* **Provided passage**:
------------------------------------
Frontier Development Lab COVID-19 Update
Frontier Development Lab (FDL) will be prepared to go ahead this summer, and is ready to adapt to challenges presented by the COVID-19 pandemic. Plans for virtual participation and processes have advanced significantly including how we forge challenges, select teams and manage engagement through the sprint. The most likely amendments to the way we will work include:
- Scoping challenges with more focused outcome definition
- Provision of more explicitly defined progress way-points
- Establishing routines, trust and cohesion
- Supporting high functioning team best practices
- Alignment around FDL-standard collaboration tools
Additionally, on Monday, April 6, FDL will host a 2020 Challenge Briefing to provide information about each of the 2020 challenges. Registration is required and the full agenda is below.
The application deadline for FDL is April 14, 2020.
About FDL
FDL applies AI technologies to science to push the frontiers of research and develop new tools to help solve some of the biggest challenges that humanity faces. These range from the effects of climate change to predicting space weather, from improving disaster response, to identifying meteorites that could hold the key to the history of our universe.
------------------------------------
* **Data records**:
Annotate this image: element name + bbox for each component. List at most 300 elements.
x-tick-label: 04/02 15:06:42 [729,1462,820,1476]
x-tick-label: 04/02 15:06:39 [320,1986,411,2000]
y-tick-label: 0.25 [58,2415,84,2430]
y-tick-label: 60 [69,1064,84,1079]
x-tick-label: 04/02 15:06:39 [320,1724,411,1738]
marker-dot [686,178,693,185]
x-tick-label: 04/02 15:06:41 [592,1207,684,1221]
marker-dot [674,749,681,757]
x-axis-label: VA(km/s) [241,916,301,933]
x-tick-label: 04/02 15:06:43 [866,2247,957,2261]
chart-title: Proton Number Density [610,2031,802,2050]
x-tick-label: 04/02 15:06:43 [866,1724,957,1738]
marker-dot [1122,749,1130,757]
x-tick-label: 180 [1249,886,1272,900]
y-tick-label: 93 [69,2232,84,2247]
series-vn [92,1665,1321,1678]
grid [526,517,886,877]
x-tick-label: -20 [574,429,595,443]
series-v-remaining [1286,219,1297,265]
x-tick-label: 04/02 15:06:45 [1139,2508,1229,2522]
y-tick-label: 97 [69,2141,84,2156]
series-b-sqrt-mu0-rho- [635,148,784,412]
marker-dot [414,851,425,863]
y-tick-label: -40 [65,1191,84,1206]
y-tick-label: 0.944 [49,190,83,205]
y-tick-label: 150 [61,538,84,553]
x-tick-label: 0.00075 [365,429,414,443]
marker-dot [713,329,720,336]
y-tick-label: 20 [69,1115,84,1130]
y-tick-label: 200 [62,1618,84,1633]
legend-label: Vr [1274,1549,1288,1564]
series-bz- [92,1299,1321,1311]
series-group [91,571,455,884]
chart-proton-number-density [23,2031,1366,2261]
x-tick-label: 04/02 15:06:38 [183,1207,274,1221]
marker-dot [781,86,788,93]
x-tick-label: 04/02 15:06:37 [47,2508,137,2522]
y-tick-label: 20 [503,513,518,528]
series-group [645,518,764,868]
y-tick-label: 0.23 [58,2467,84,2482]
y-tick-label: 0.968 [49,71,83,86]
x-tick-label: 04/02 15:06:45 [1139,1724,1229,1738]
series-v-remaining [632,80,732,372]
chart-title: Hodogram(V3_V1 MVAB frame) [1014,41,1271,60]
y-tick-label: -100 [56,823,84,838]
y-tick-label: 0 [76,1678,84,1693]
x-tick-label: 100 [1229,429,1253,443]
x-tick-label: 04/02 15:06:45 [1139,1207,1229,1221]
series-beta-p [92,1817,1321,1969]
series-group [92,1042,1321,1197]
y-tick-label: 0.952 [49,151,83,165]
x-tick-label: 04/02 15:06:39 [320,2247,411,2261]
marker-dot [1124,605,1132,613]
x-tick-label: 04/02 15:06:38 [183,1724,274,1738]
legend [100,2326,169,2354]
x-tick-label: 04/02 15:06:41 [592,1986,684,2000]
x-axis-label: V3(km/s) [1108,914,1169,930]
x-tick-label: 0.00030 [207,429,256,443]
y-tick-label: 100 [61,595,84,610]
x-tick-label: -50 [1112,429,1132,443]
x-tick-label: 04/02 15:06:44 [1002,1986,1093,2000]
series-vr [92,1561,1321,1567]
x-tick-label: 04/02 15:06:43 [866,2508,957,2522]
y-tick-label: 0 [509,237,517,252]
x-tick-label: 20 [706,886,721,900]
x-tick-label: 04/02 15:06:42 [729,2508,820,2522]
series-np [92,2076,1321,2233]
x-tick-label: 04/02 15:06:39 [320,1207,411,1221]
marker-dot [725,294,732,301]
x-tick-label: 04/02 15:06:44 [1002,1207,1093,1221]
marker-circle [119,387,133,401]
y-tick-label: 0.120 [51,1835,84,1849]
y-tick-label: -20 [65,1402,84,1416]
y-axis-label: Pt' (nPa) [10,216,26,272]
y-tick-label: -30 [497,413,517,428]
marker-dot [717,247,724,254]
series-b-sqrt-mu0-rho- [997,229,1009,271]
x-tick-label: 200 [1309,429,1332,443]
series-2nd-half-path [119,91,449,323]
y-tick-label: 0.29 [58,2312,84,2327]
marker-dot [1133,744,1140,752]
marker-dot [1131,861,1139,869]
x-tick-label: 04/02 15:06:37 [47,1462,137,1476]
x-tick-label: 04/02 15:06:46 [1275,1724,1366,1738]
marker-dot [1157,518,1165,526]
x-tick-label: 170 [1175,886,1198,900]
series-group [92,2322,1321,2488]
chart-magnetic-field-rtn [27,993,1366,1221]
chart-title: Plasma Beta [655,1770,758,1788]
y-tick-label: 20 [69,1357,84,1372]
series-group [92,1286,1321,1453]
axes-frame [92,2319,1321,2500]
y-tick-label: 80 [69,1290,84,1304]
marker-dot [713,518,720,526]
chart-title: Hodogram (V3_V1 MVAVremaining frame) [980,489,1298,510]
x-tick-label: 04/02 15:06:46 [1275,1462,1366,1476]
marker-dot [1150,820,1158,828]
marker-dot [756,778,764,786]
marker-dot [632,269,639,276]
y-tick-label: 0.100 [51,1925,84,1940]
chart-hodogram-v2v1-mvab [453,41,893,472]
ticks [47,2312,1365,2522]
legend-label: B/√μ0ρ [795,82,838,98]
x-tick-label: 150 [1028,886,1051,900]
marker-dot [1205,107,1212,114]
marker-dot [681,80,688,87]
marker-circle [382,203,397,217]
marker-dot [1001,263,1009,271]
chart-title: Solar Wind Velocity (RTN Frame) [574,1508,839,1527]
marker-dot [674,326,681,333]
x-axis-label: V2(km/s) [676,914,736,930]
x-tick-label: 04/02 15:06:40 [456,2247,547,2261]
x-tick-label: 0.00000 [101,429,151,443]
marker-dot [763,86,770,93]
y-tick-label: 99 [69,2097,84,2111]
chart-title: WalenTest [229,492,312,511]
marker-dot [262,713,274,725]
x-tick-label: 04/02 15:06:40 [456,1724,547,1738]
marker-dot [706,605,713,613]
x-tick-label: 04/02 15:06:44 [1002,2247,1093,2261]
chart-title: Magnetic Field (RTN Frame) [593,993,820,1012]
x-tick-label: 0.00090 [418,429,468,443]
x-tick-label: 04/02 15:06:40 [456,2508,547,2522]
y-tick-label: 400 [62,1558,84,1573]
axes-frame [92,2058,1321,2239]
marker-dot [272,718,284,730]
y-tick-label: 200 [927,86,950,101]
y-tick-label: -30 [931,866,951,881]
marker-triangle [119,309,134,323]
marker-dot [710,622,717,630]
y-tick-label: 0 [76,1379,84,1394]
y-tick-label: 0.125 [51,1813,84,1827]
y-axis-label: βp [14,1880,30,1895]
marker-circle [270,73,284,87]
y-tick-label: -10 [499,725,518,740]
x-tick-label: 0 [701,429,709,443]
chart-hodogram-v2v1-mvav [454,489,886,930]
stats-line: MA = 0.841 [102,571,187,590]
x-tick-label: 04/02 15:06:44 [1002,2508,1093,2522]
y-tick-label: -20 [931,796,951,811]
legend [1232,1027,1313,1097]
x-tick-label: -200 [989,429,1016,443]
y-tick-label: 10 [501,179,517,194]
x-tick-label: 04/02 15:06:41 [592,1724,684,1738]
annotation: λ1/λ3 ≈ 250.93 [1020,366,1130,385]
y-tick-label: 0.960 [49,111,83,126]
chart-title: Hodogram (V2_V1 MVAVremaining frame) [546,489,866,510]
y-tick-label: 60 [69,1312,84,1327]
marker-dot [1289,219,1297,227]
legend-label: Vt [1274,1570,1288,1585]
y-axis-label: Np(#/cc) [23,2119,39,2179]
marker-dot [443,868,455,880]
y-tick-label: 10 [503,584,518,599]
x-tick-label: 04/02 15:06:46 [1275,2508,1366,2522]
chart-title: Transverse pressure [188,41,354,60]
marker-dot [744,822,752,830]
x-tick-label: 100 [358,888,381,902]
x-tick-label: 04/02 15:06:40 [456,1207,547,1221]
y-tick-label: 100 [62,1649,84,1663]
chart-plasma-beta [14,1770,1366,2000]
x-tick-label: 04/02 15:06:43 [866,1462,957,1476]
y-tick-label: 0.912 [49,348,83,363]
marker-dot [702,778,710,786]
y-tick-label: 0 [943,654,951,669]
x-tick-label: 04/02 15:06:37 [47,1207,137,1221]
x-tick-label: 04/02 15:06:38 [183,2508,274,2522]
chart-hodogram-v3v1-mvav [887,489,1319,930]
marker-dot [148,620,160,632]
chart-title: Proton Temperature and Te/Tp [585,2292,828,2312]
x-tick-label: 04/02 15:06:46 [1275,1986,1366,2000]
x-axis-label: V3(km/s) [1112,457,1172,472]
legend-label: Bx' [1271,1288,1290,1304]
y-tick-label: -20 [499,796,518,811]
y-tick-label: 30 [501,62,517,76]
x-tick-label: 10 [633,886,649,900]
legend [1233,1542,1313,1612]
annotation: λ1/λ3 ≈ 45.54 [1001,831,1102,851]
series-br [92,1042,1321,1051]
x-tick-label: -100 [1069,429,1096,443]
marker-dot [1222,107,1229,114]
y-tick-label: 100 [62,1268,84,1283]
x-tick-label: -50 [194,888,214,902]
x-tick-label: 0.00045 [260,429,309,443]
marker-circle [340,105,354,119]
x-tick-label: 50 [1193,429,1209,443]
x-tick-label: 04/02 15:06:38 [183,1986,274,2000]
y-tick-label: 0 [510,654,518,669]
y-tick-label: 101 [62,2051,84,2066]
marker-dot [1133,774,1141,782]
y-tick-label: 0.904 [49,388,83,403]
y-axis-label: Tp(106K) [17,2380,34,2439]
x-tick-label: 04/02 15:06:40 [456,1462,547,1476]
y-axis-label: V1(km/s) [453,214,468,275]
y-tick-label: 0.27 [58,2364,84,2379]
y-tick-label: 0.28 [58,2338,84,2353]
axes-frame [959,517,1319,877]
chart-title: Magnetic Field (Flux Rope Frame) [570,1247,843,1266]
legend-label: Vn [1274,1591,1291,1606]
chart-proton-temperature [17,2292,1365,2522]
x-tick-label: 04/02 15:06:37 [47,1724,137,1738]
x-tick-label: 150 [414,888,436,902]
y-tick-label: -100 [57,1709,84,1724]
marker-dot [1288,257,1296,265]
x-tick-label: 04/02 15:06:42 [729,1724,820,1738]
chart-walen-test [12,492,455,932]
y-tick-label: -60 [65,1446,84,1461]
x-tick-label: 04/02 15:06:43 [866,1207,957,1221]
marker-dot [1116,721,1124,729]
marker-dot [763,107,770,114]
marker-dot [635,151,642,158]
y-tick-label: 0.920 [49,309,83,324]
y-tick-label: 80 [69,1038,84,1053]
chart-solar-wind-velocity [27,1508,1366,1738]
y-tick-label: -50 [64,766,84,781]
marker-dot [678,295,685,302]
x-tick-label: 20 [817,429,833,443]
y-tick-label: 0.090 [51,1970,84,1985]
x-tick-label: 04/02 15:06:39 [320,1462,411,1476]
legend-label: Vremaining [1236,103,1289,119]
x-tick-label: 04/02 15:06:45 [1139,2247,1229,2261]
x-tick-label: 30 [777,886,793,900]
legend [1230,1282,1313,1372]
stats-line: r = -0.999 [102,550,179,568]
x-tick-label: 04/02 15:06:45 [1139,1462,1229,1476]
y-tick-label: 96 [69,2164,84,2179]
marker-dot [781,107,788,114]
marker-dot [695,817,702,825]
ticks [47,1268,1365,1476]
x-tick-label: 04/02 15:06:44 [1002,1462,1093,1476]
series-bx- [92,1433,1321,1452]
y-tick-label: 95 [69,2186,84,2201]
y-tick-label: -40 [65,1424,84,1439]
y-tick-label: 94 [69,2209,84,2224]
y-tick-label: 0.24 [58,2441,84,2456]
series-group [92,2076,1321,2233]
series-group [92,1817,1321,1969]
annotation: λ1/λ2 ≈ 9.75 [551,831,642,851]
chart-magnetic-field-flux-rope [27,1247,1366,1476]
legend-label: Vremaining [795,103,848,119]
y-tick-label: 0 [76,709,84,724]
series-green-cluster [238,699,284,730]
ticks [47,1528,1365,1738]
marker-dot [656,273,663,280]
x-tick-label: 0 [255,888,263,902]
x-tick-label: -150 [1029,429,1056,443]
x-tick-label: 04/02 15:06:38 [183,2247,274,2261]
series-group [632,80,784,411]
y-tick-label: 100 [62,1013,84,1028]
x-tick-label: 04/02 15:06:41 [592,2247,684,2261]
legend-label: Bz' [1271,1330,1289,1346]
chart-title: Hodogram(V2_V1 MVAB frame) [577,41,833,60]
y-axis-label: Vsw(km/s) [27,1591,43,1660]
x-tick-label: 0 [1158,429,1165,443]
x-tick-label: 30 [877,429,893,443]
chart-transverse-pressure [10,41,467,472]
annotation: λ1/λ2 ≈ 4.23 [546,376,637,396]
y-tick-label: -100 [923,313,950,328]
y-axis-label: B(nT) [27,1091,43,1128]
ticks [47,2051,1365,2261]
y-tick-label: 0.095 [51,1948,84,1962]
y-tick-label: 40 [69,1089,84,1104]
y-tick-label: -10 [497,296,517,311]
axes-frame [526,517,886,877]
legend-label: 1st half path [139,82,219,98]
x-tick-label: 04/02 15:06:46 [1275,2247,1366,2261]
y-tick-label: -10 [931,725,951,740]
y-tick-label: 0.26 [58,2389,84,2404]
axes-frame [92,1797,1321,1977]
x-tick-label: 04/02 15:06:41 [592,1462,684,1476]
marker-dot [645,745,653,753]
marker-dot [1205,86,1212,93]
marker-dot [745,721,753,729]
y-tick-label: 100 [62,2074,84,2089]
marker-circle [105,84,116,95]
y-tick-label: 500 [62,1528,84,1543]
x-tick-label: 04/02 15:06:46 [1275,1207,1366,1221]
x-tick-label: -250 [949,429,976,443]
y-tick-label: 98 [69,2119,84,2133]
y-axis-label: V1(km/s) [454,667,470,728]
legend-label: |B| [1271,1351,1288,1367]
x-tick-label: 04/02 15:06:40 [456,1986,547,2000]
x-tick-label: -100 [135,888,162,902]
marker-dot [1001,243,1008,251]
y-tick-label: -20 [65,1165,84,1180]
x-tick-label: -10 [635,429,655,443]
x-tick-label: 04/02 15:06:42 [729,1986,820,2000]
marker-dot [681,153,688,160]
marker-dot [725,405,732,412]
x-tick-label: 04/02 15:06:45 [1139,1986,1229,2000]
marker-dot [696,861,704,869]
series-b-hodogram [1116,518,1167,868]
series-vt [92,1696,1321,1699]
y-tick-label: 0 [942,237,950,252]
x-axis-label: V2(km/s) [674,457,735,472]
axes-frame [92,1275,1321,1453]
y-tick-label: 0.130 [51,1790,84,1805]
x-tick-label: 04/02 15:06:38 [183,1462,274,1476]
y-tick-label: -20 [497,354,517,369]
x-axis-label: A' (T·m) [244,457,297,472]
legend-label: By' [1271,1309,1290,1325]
------------------------------------
* **What the task asks**: Continue the Frontier Development Lab COVID-19 update above, starting after its final sentence.

* **Answer section**:
FDL is a public-private partnership with NASA in the USA and ESA in Europe. We work with partners such as NVIDIA, Intel, Google Cloud, Mayo Clinic, IBM, Lockheed Martin, Luxembourg Space Agency, XPrize, Kx, and USGS who provide expertise and the computing resources necessary for rapid experimentation and iteration in data intensive areas.
FDL is hosted by the SETI Institute in Mountain View, California – in partnership with NASA Ames Research Center.
We have established an impressive success rate for research output over accelerated time periods over the time since we launched the Frontier Development Lab. Research papers are regularly accepted to respected journals, presented at scientific conferences (in both AI and science domains) and have been featured in multiple media outlets.
2020 Challenge Briefing Agenda
10:30 am PT
What will you learn in this session?
Our artificial intelligence (AI), machine learning (ML), data, and space scientists will be available to shed more light on our FDL USA 2020 Challenges themes. A key aspect of FDL success is the careful formation of small interdisciplinary teams focused on tackling specific challenges. Each team is composed of at least two space researchers and two data science or AI researchers, selected by our expert network of faculty. During the research and development sprints, the teams are supported by team leads and experts from NASA and our other partners. This session aims to answer your questions: Why are these challenges pressing? What impact do AI/ML solutions to these challenges have on space science and human kind? How can you contribute?
Agenda:
10:30am – Introduction
Challenges-
Heliophysics
10:40am – 10:45am – Tracking the geoeffectiveness of solar storms
10:47am – 10:52am – Earlier detection of solar wind characteristics
Planetary Science (Lunar)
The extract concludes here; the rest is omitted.